* _AIM OF THE EXERCISE_
Of all the lines in the material, how many include the word "name"? Reply with the number alone.

* _EXERCISE INPUT_
-- Start --

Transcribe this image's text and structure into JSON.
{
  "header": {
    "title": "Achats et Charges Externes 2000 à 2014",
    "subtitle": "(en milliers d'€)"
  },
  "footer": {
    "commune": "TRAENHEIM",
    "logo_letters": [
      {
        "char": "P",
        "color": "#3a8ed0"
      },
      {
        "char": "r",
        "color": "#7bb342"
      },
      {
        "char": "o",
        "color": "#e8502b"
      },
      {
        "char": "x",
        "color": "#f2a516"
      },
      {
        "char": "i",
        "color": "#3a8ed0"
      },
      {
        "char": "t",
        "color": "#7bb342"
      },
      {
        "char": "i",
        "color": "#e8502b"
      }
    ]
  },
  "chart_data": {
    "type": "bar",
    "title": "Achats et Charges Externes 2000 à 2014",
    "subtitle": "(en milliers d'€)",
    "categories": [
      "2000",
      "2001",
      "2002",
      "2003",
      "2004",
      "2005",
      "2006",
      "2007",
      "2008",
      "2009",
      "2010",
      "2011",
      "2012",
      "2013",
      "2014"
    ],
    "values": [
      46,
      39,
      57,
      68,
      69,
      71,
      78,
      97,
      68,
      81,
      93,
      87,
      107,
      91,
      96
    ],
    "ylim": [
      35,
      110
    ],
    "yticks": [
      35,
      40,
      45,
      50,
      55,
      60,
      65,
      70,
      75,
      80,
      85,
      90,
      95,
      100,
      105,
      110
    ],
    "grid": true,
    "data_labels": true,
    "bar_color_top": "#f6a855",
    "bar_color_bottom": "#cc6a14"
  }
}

-- End --
-- Start --

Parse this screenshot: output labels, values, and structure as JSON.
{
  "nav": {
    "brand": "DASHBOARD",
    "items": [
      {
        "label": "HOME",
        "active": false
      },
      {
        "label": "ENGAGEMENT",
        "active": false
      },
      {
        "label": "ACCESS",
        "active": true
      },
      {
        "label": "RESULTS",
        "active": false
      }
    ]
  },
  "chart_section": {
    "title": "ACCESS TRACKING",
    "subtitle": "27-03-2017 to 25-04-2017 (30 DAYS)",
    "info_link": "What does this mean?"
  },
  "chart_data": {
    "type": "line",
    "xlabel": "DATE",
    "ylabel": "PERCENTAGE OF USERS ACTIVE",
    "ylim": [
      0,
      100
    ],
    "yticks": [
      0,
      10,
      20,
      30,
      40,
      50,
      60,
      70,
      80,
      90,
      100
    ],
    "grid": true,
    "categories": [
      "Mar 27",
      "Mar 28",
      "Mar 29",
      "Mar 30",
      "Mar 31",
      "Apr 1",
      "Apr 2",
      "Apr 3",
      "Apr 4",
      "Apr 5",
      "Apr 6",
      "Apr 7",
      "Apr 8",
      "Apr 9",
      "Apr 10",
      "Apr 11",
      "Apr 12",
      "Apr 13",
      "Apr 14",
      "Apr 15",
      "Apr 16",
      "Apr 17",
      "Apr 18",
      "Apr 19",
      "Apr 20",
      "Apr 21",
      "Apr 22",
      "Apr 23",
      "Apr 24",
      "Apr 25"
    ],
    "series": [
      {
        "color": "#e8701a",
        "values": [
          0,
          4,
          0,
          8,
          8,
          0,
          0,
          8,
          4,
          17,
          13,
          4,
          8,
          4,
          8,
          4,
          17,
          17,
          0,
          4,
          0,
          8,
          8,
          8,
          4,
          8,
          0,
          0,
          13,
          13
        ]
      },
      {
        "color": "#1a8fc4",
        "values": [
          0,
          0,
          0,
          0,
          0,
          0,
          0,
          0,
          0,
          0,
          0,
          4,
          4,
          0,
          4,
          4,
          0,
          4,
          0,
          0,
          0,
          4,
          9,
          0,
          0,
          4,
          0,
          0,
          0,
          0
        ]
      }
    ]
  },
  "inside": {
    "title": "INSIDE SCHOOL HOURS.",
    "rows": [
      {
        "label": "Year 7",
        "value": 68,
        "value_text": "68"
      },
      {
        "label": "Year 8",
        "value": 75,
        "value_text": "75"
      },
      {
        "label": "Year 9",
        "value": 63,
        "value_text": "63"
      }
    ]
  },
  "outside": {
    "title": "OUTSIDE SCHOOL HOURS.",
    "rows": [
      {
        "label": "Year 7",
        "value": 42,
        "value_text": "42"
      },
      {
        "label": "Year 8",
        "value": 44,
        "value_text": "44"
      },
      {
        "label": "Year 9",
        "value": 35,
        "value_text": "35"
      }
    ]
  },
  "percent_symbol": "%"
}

-- End --
-- Start --

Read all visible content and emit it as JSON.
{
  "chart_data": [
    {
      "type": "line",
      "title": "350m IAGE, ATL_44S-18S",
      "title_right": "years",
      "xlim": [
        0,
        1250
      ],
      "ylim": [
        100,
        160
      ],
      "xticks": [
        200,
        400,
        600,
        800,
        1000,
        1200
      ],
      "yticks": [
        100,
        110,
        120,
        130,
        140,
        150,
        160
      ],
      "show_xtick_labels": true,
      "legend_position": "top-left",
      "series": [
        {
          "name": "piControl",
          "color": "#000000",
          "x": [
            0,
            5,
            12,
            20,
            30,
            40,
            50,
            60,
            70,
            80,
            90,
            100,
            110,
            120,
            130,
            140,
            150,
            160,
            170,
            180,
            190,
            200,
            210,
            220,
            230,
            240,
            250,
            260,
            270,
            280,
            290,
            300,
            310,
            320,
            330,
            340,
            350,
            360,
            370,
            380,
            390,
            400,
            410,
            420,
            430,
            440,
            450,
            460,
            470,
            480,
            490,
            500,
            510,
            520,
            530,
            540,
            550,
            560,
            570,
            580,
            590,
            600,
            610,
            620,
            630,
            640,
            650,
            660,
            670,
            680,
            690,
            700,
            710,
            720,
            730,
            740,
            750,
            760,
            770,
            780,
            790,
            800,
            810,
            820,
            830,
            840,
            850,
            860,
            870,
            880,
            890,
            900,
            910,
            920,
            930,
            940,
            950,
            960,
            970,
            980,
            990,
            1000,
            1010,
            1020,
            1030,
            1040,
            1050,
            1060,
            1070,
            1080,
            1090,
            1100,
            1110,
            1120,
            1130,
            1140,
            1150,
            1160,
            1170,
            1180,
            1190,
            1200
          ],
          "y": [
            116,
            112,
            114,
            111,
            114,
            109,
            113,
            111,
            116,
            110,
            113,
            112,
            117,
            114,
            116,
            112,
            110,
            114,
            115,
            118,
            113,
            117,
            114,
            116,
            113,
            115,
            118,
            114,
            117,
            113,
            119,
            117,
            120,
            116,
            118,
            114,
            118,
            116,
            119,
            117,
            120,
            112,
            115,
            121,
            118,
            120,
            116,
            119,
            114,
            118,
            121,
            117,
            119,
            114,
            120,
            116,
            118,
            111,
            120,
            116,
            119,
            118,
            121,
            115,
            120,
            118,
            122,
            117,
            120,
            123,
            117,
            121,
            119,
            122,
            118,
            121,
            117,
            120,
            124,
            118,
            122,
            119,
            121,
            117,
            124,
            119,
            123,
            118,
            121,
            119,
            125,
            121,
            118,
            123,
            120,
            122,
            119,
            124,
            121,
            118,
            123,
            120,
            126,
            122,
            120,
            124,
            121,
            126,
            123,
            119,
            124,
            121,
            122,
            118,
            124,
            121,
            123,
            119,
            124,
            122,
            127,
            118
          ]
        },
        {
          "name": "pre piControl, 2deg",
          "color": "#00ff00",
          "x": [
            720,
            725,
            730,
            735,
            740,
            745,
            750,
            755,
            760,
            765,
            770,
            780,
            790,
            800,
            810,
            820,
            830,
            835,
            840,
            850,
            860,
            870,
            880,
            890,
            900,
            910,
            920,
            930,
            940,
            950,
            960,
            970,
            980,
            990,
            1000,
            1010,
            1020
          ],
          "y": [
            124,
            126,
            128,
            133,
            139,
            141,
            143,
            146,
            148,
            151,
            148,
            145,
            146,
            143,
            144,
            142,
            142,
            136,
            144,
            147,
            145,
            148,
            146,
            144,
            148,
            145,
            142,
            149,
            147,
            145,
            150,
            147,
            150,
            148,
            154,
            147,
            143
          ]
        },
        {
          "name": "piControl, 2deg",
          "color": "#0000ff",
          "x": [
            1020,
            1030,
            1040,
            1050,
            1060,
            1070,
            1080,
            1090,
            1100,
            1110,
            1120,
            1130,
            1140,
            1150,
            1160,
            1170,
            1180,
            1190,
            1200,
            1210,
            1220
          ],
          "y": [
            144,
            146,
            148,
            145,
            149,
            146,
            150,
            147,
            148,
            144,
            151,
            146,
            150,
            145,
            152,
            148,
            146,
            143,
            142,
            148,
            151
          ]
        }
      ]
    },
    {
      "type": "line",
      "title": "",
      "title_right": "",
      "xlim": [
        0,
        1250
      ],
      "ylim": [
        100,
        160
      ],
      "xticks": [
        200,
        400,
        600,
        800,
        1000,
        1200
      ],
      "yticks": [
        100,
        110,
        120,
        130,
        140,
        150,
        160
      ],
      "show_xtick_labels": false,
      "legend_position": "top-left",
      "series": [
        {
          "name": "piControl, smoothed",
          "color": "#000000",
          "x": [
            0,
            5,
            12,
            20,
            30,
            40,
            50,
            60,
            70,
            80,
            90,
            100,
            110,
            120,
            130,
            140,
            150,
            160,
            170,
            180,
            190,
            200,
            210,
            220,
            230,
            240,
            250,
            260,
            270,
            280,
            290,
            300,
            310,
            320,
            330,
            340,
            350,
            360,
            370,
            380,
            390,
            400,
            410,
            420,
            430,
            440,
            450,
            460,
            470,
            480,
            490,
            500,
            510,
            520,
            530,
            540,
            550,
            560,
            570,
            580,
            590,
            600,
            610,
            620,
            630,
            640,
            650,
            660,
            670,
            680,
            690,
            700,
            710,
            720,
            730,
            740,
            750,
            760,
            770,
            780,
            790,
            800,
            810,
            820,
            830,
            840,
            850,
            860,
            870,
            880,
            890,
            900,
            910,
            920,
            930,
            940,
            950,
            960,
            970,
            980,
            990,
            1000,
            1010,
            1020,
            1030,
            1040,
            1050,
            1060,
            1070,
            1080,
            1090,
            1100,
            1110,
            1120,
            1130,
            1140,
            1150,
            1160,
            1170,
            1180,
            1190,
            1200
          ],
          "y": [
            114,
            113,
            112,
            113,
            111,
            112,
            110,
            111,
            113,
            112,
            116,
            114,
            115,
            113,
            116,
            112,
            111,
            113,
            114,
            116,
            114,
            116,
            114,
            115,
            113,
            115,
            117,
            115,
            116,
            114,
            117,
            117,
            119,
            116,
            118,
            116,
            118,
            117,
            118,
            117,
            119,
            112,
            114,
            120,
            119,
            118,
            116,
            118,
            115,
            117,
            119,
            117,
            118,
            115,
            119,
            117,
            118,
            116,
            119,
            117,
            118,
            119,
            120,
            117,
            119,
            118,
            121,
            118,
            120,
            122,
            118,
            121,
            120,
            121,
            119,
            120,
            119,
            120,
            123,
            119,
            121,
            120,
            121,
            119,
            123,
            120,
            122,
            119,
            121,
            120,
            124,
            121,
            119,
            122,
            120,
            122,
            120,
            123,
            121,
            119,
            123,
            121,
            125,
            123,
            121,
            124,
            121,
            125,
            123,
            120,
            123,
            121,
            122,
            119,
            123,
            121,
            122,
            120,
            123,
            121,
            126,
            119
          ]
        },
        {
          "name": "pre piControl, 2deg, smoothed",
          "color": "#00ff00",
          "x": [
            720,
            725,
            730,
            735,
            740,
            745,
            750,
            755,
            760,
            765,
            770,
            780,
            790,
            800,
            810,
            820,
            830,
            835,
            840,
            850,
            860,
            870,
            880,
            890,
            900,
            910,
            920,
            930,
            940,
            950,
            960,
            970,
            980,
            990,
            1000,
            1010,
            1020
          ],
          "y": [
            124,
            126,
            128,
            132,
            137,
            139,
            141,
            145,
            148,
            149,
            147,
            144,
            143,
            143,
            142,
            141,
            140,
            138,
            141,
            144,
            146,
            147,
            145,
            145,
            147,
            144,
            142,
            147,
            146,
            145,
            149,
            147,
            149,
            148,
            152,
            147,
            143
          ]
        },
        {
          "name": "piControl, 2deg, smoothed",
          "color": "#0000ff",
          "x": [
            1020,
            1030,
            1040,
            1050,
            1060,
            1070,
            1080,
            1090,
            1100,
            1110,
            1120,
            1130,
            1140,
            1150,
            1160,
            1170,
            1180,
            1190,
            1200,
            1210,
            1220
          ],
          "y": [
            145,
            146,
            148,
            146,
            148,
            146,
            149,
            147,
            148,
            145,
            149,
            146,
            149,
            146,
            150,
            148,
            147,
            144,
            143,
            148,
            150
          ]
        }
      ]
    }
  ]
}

-- End --

* _EXPECTED ANSWER_
6